§ **GIVEN REQUEST**
Identify, in the records below, every line where the string "subnets" appears, and copy each such line.

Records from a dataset
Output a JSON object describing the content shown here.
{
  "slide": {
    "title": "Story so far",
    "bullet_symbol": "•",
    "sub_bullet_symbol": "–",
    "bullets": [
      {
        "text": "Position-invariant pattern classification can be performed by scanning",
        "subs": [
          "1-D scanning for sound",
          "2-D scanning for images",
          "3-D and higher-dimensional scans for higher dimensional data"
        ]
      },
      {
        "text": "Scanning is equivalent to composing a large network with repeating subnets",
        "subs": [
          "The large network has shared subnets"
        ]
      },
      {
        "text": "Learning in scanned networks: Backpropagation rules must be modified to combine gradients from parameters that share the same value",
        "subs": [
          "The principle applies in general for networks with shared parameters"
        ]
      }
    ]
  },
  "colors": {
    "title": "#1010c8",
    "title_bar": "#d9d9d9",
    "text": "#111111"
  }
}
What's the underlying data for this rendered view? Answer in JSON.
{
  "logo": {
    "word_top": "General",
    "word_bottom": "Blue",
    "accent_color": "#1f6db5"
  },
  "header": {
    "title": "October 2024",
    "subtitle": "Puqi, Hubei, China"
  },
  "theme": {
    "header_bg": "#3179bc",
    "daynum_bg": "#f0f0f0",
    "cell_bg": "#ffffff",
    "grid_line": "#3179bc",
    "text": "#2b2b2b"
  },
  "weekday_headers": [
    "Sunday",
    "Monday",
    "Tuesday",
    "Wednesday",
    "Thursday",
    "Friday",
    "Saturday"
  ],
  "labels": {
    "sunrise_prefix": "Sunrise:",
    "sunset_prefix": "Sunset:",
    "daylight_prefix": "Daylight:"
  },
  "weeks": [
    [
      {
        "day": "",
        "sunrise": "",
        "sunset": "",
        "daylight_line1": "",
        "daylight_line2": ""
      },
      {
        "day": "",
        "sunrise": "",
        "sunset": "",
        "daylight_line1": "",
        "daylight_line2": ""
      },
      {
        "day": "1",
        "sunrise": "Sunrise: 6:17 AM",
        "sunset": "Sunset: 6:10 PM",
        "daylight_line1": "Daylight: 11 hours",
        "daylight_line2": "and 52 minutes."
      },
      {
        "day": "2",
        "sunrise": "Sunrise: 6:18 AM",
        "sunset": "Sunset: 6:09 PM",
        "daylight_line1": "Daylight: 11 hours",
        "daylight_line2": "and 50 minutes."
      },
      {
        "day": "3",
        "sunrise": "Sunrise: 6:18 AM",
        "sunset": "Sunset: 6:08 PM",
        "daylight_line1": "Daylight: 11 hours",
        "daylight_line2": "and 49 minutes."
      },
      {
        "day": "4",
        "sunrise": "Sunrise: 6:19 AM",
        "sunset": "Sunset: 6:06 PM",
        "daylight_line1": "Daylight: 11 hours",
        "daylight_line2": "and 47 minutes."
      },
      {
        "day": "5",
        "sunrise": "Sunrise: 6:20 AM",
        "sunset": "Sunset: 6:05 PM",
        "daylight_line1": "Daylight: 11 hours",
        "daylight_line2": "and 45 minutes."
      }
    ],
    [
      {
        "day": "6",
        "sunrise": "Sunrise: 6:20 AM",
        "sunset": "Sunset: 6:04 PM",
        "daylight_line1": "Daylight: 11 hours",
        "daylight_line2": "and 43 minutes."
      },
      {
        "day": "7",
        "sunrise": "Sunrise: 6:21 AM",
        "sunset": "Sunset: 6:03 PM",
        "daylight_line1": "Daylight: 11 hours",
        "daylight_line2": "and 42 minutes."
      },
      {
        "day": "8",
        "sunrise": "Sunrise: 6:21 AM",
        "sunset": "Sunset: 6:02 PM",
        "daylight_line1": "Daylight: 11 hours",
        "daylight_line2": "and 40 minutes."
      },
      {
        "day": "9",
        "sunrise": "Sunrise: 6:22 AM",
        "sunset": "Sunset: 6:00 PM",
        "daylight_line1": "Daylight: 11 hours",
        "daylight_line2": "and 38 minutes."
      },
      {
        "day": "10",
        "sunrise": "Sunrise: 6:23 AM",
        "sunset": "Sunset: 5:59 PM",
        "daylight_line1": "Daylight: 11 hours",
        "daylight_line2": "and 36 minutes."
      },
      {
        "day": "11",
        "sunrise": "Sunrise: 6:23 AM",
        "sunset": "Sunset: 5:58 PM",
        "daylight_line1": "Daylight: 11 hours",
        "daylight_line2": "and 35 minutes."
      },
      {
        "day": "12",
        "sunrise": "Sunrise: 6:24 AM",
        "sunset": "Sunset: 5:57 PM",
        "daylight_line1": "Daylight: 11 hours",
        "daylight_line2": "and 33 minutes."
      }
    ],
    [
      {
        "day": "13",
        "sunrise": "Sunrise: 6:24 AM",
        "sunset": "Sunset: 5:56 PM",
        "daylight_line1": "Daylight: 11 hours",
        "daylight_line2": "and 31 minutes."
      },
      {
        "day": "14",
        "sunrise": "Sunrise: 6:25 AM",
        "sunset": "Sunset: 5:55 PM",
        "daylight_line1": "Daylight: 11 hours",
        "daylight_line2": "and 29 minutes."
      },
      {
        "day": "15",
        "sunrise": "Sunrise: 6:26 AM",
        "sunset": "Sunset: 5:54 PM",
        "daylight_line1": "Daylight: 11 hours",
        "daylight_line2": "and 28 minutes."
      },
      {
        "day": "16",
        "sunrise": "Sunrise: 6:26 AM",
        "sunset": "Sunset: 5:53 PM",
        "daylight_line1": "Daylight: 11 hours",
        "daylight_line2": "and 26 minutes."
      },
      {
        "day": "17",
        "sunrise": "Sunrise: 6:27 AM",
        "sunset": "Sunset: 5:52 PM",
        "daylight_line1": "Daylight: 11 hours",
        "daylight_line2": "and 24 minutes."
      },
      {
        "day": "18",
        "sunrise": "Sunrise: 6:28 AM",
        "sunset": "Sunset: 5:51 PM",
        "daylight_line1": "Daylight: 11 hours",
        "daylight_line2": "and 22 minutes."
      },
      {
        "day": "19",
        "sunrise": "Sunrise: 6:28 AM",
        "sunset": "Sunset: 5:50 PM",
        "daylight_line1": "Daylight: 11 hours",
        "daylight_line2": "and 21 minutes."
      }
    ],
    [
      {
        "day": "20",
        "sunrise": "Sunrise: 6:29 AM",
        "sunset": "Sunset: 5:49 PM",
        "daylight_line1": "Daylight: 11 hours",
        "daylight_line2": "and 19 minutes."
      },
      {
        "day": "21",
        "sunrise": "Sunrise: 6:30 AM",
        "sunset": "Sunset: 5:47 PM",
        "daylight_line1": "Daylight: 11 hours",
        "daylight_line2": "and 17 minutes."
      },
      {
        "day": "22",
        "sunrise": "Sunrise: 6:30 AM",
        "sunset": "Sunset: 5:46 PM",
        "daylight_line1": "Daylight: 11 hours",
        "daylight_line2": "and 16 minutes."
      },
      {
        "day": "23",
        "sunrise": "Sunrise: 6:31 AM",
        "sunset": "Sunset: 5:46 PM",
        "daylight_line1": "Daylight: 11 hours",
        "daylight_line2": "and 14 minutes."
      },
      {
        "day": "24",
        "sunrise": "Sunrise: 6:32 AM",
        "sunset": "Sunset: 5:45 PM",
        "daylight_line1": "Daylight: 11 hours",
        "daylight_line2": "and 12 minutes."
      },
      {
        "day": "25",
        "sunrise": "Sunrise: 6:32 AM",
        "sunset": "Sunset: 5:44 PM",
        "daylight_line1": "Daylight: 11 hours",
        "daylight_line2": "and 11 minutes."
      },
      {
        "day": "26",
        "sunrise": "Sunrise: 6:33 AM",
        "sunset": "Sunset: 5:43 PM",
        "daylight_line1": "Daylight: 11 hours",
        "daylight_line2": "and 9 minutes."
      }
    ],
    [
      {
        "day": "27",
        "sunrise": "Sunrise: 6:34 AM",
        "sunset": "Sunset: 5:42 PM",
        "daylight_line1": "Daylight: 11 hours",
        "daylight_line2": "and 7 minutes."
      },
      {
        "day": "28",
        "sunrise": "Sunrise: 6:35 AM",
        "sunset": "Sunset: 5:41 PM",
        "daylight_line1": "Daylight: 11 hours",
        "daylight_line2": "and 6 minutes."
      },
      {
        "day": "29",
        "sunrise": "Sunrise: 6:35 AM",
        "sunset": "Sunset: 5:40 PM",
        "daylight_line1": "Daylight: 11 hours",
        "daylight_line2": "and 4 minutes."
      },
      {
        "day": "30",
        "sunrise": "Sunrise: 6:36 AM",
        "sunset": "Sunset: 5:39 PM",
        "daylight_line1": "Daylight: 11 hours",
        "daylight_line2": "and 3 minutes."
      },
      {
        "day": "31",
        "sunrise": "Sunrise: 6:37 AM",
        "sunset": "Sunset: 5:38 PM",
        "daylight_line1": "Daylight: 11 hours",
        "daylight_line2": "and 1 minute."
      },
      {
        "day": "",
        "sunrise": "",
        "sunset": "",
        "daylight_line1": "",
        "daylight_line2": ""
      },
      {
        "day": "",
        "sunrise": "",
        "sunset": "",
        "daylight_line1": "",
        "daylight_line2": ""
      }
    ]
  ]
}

§ **EXERCISE SOLUTION**
        "text": "Scanning is equivalent to composing a large network with repeating subnets",
          "The large network has shared subnets"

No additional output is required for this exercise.